(Dataset rows)
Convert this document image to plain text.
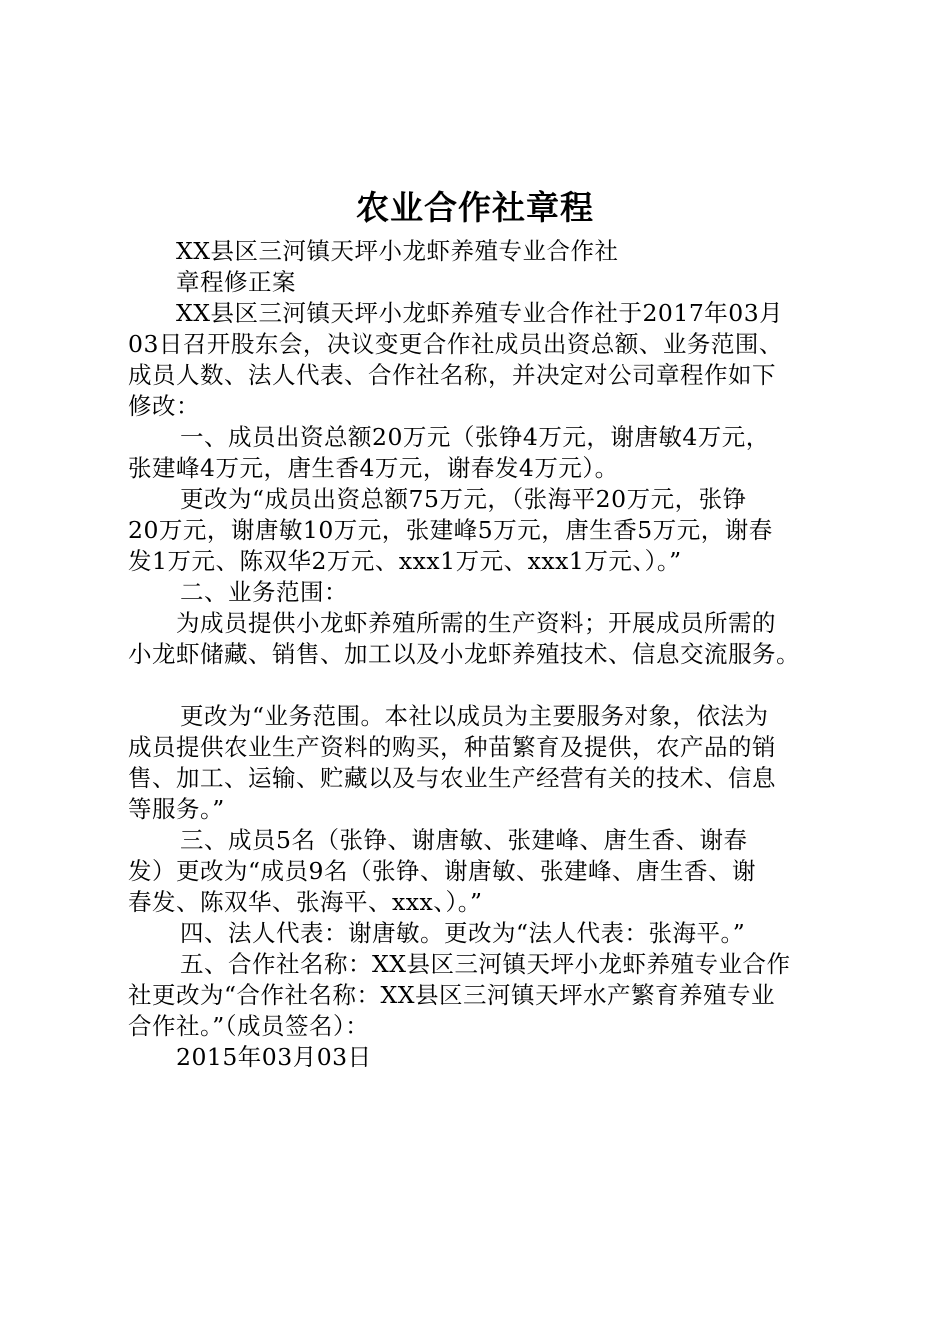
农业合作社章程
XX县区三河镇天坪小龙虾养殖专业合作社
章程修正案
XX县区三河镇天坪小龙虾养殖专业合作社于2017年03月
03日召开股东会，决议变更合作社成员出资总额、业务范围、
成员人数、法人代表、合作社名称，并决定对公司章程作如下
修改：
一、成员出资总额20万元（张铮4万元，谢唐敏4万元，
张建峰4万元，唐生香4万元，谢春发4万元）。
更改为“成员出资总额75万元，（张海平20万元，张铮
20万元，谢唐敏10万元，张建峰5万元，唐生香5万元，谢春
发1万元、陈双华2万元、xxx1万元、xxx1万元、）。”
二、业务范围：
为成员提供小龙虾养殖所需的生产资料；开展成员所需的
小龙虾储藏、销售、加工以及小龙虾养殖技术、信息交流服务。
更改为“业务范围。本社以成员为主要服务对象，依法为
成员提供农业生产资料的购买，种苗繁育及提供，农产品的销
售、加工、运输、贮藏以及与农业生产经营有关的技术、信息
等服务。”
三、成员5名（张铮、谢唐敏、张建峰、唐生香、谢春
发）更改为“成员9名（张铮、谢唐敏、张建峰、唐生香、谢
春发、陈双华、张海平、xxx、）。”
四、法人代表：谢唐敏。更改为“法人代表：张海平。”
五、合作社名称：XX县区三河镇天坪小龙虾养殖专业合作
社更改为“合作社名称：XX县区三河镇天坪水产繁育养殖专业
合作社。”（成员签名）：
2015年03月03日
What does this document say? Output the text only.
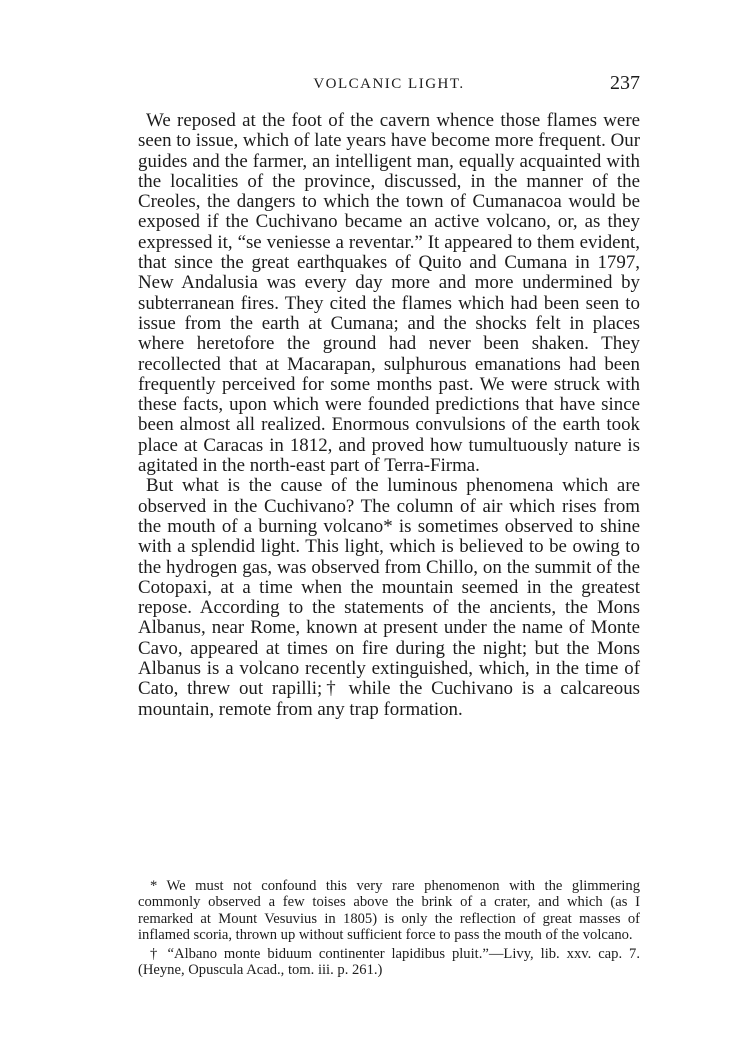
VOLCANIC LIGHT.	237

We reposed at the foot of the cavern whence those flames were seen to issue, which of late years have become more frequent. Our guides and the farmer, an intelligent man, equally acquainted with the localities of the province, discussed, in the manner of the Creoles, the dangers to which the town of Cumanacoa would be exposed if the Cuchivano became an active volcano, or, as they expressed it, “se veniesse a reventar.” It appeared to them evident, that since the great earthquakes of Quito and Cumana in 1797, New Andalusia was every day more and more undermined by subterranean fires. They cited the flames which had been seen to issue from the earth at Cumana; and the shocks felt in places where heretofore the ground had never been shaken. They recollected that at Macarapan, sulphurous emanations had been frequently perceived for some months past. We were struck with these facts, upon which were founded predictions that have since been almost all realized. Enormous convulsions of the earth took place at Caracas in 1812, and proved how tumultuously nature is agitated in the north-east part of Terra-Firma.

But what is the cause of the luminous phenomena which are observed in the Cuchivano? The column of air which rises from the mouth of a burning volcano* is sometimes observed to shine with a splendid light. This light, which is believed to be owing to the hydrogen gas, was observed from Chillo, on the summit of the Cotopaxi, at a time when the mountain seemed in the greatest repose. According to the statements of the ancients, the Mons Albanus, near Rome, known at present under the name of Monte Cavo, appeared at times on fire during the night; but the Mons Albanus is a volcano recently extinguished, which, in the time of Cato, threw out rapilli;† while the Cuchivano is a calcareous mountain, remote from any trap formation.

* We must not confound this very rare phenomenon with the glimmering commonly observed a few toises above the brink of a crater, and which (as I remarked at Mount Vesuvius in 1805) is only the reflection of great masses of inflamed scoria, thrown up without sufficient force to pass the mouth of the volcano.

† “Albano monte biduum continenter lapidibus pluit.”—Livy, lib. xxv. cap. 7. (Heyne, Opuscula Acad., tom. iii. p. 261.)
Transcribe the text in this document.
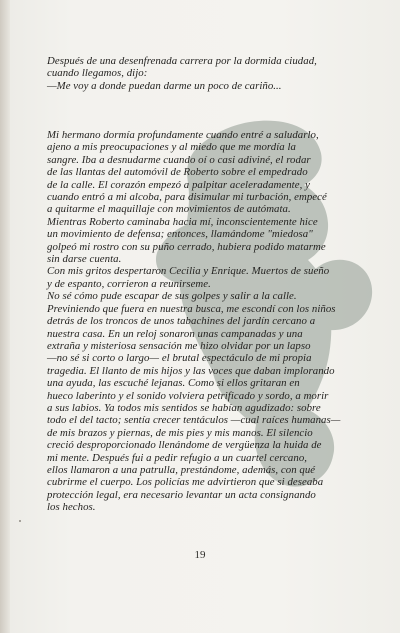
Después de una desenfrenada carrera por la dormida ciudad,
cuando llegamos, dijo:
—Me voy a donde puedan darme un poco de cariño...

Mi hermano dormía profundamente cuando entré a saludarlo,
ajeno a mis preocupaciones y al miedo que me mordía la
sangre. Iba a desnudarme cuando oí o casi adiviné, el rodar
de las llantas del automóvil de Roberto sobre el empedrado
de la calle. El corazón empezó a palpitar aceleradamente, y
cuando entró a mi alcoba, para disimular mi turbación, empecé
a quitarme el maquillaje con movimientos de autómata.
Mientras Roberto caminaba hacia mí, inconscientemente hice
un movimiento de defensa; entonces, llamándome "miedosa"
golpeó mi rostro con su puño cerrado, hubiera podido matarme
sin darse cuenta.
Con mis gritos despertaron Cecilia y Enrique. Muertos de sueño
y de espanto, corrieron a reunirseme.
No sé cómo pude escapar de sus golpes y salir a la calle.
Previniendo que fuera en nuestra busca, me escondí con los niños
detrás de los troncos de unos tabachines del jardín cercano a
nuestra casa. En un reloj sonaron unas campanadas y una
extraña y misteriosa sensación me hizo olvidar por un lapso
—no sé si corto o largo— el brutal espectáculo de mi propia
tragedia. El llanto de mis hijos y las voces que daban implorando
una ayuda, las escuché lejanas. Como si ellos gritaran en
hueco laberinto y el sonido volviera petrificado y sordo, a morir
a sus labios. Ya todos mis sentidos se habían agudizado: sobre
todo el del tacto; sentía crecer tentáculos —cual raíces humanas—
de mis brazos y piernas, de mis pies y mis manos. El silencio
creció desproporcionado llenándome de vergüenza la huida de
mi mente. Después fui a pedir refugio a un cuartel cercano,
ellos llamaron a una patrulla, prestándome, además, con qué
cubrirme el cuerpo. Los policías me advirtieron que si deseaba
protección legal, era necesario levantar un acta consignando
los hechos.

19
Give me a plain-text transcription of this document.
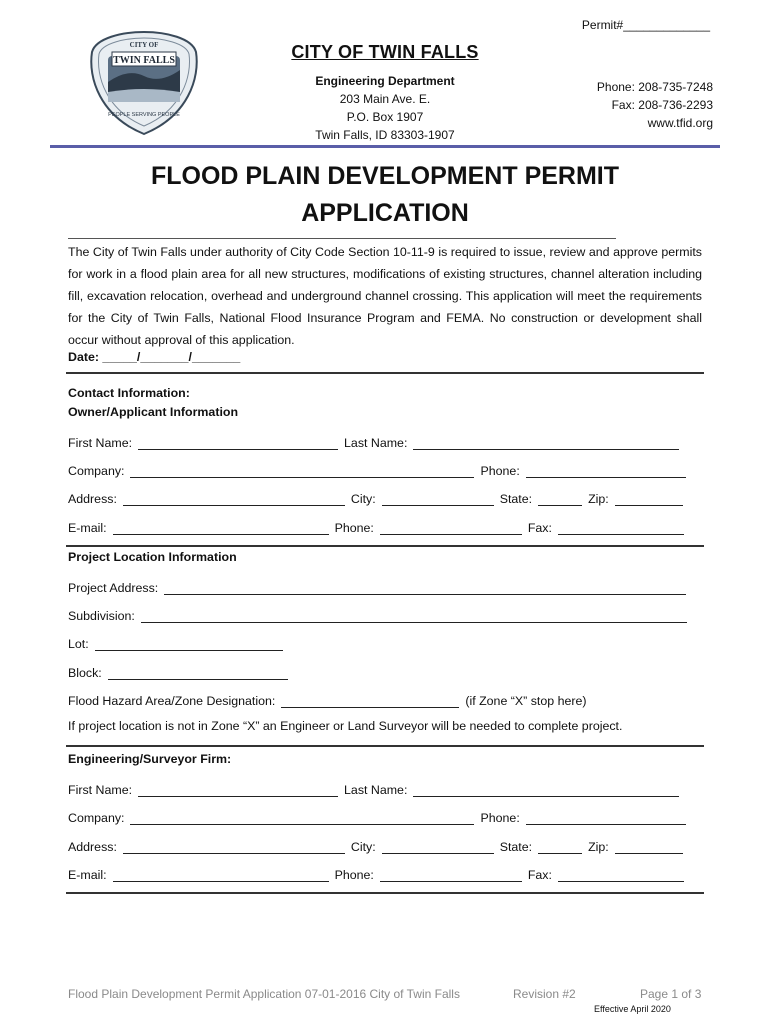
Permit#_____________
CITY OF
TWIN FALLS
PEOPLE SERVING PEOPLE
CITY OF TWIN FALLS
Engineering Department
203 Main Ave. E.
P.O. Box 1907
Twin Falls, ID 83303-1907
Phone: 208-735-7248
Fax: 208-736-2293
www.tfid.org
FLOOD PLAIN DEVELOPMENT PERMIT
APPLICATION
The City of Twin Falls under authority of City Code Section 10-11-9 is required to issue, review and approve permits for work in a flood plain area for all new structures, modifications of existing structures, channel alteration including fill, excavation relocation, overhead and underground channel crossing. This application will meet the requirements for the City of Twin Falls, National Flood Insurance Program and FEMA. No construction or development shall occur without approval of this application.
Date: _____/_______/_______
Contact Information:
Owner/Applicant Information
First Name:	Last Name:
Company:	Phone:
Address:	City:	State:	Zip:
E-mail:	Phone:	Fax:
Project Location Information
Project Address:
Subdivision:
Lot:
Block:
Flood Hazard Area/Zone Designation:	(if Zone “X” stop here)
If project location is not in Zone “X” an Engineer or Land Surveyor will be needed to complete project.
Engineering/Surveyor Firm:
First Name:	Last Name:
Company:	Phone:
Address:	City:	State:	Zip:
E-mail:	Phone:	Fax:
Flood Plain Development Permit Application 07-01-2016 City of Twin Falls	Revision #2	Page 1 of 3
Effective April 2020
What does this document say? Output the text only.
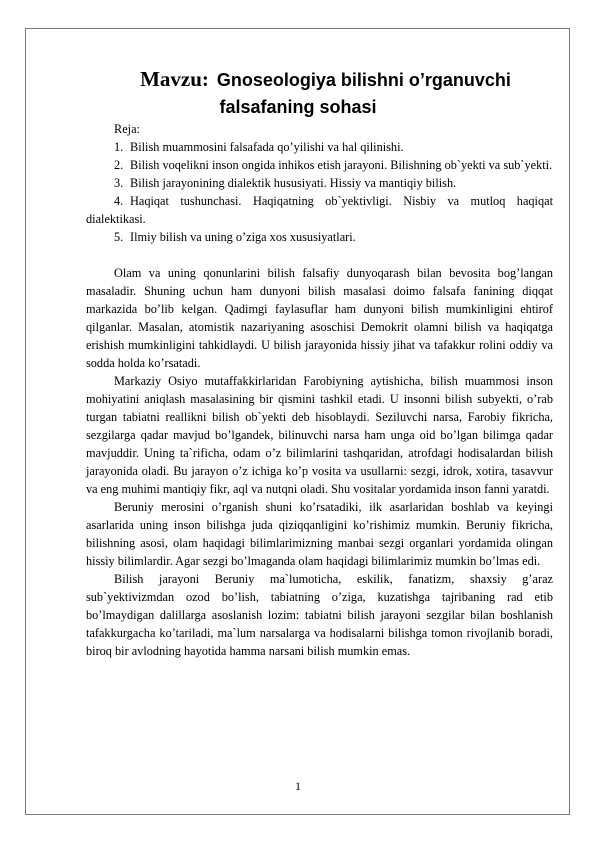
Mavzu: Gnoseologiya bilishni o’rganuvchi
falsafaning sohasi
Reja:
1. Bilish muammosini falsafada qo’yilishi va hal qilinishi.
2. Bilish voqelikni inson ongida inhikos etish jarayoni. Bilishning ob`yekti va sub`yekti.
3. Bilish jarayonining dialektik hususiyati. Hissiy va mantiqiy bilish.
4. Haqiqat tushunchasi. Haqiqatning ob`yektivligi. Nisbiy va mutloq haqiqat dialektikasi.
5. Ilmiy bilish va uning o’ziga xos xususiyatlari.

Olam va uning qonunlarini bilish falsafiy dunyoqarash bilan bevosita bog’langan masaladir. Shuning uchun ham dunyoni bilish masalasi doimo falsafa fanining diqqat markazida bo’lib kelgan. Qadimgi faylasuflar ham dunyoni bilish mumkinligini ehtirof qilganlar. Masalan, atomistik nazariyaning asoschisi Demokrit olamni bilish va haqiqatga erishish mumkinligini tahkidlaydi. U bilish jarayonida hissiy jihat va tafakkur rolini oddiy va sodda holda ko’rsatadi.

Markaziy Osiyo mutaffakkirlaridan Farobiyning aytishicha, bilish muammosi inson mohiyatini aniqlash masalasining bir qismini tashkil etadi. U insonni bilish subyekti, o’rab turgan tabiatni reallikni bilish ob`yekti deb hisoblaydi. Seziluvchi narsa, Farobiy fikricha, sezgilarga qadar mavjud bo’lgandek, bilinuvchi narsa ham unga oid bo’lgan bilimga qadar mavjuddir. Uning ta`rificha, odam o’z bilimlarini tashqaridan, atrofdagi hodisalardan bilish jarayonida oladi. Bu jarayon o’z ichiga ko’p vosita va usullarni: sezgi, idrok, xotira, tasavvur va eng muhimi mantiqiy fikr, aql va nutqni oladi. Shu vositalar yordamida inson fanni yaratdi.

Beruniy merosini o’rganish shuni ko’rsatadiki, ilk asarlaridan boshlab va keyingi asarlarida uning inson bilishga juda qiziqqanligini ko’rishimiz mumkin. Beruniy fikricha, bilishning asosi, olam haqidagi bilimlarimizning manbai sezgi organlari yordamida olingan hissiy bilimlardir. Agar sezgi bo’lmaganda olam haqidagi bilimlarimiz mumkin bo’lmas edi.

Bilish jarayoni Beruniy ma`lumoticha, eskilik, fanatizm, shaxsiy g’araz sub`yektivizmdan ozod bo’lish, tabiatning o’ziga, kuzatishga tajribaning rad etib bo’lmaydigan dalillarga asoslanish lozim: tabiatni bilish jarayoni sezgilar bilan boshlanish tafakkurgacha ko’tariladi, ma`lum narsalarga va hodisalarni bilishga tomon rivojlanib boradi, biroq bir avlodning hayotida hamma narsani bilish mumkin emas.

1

» **Objective**
Check every line of the data above for the string "text", and copy those that have it.

» **Answer to the problem**
Convert this document image to plain text.
What does this document say? Output the text only.
Transcribe the text in this document.
Give me a plain-text transcription of this document.
What does this document say? Output the text only.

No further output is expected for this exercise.